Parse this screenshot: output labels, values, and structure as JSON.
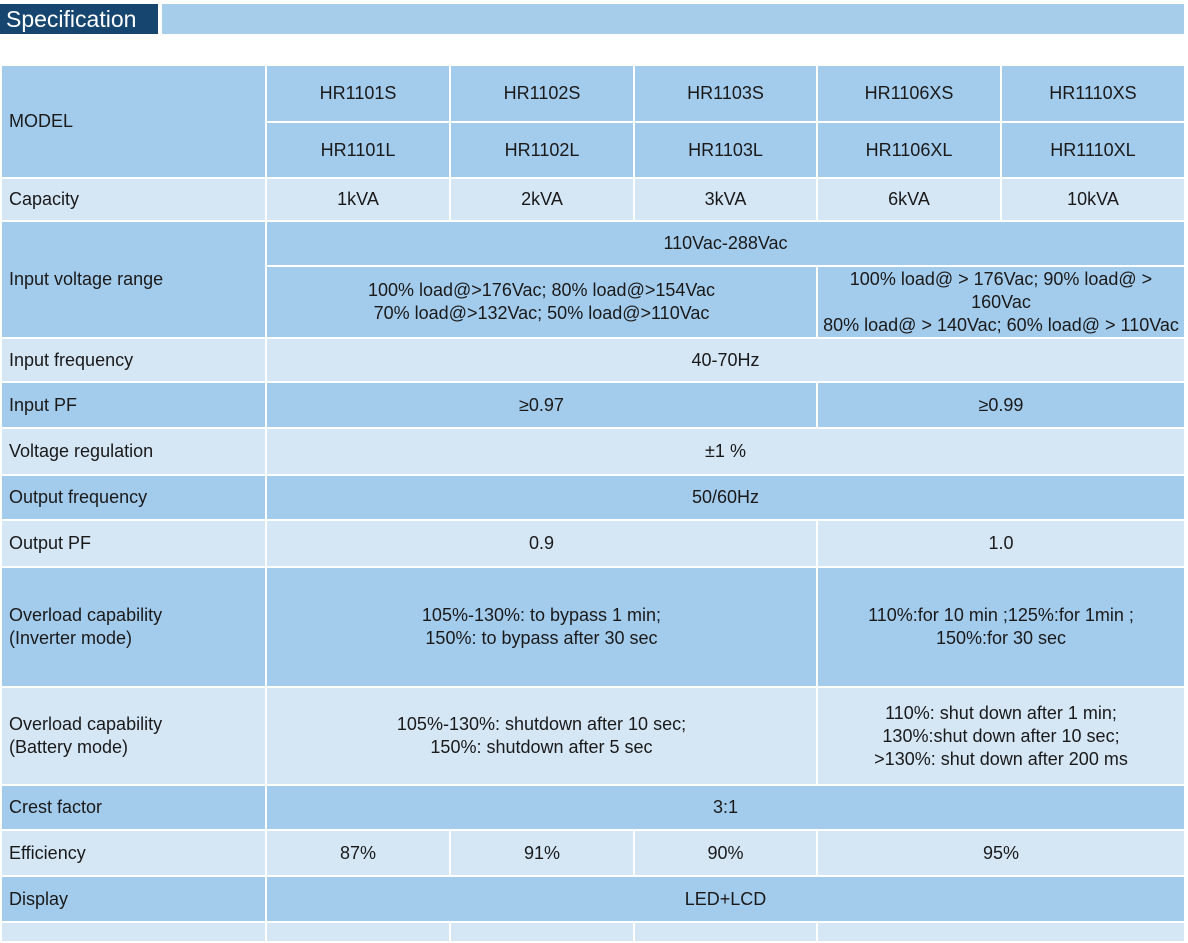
{
  "header": {
    "title": "Specification"
  },
  "table": {
    "model_label": "MODEL",
    "models_s": [
      "HR1101S",
      "HR1102S",
      "HR1103S",
      "HR1106XS",
      "HR1110XS"
    ],
    "models_l": [
      "HR1101L",
      "HR1102L",
      "HR1103L",
      "HR1106XL",
      "HR1110XL"
    ],
    "capacity_label": "Capacity",
    "capacity": [
      "1kVA",
      "2kVA",
      "3kVA",
      "6kVA",
      "10kVA"
    ],
    "input_voltage_label": "Input voltage range",
    "input_voltage_range": "110Vac-288Vac",
    "input_voltage_low_1": "100% load@>176Vac; 80% load@>154Vac",
    "input_voltage_low_2": "70% load@>132Vac; 50% load@>110Vac",
    "input_voltage_high_1": "100% load@ > 176Vac; 90% load@ > 160Vac",
    "input_voltage_high_2": "80% load@ > 140Vac; 60% load@ > 110Vac",
    "input_frequency_label": "Input frequency",
    "input_frequency": "40-70Hz",
    "input_pf_label": "Input PF",
    "input_pf_low": "≥0.97",
    "input_pf_high": "≥0.99",
    "voltage_regulation_label": "Voltage regulation",
    "voltage_regulation": "±1 %",
    "output_frequency_label": "Output frequency",
    "output_frequency": "50/60Hz",
    "output_pf_label": "Output PF",
    "output_pf_low": "0.9",
    "output_pf_high": "1.0",
    "overload_inv_label_1": "Overload capability",
    "overload_inv_label_2": "(Inverter mode)",
    "overload_inv_low_1": "105%-130%: to bypass 1 min;",
    "overload_inv_low_2": "150%: to bypass after 30 sec",
    "overload_inv_high_1": "110%:for 10 min ;125%:for 1min ;",
    "overload_inv_high_2": "150%:for 30 sec",
    "overload_bat_label_1": "Overload capability",
    "overload_bat_label_2": "(Battery mode)",
    "overload_bat_low_1": "105%-130%: shutdown after 10 sec;",
    "overload_bat_low_2": "150%: shutdown after 5 sec",
    "overload_bat_high_1": "110%: shut down after 1 min;",
    "overload_bat_high_2": "130%:shut down after 10 sec;",
    "overload_bat_high_3": ">130%: shut down after 200 ms",
    "crest_factor_label": "Crest factor",
    "crest_factor": "3:1",
    "efficiency_label": "Efficiency",
    "efficiency": [
      "87%",
      "91%",
      "90%",
      "95%"
    ],
    "display_label": "Display",
    "display": "LED+LCD"
  }
}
__________
## WHAT THIS TASK INVOLVES
Select every line where the word "bypass" occurs.

## WRITTEN SOLUTION
    "overload_inv_low_1": "105%-130%: to bypass 1 min;",
    "overload_inv_low_2": "150%: to bypass after 30 sec",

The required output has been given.